• **Task goal**:
Omit the images, then print each record below exactly as it reads.

Stored data:

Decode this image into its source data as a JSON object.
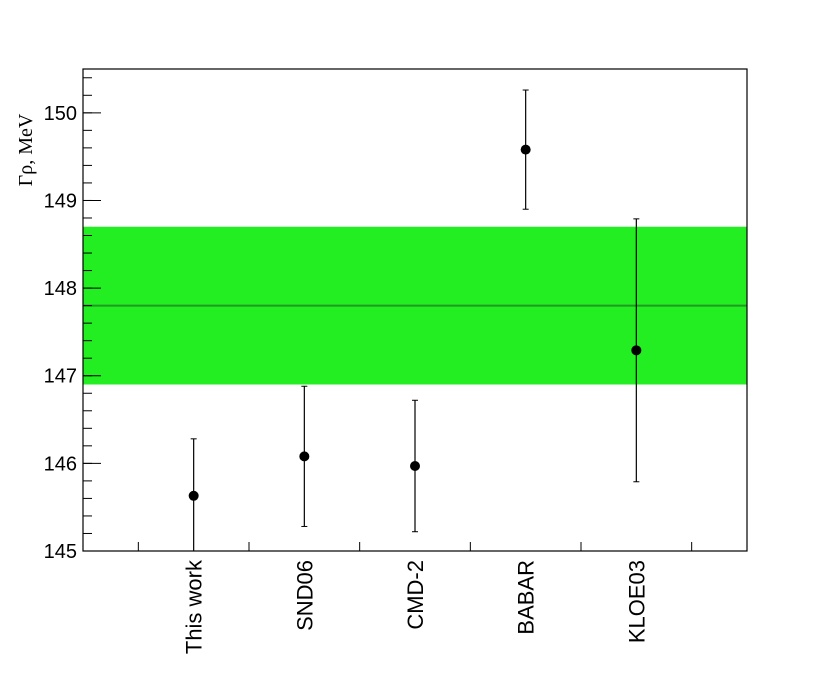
{
  "chart_data": {
    "type": "errorbar",
    "y_label": "Γρ, MeV",
    "categories": [
      "This work",
      "SND06",
      "CMD-2",
      "BABAR",
      "KLOE03"
    ],
    "values": [
      145.63,
      146.08,
      145.97,
      149.58,
      147.29
    ],
    "errors": [
      0.65,
      0.8,
      0.75,
      0.68,
      1.5
    ],
    "color": "#000000",
    "band": {
      "low": 146.9,
      "high": 148.7,
      "center": 147.8,
      "color": "#22ee22",
      "line_color": "#229922"
    },
    "ylim": [
      145,
      150.5
    ],
    "yticks": [
      145,
      146,
      147,
      148,
      149,
      150
    ]
  }
}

• **Written answer**:
Decode this image into its source data as a JSON object.
{
  "chart_data": {
    "type": "errorbar",
    "y_label": "Γρ, MeV",
    "categories": [
      "This work",
      "SND06",
      "CMD-2",
      "BABAR",
      "KLOE03"
    ],
    "values": [
      145.63,
      146.08,
      145.97,
      149.58,
      147.29
    ],
    "errors": [
      0.65,
      0.8,
      0.75,
      0.68,
      1.5
    ],
    "color": "#000000",
    "band": {
      "low": 146.9,
      "high": 148.7,
      "center": 147.8,
      "color": "#22ee22",
      "line_color": "#229922"
    },
    "ylim": [
      145,
      150.5
    ],
    "yticks": [
      145,
      146,
      147,
      148,
      149,
      150
    ]
  }
}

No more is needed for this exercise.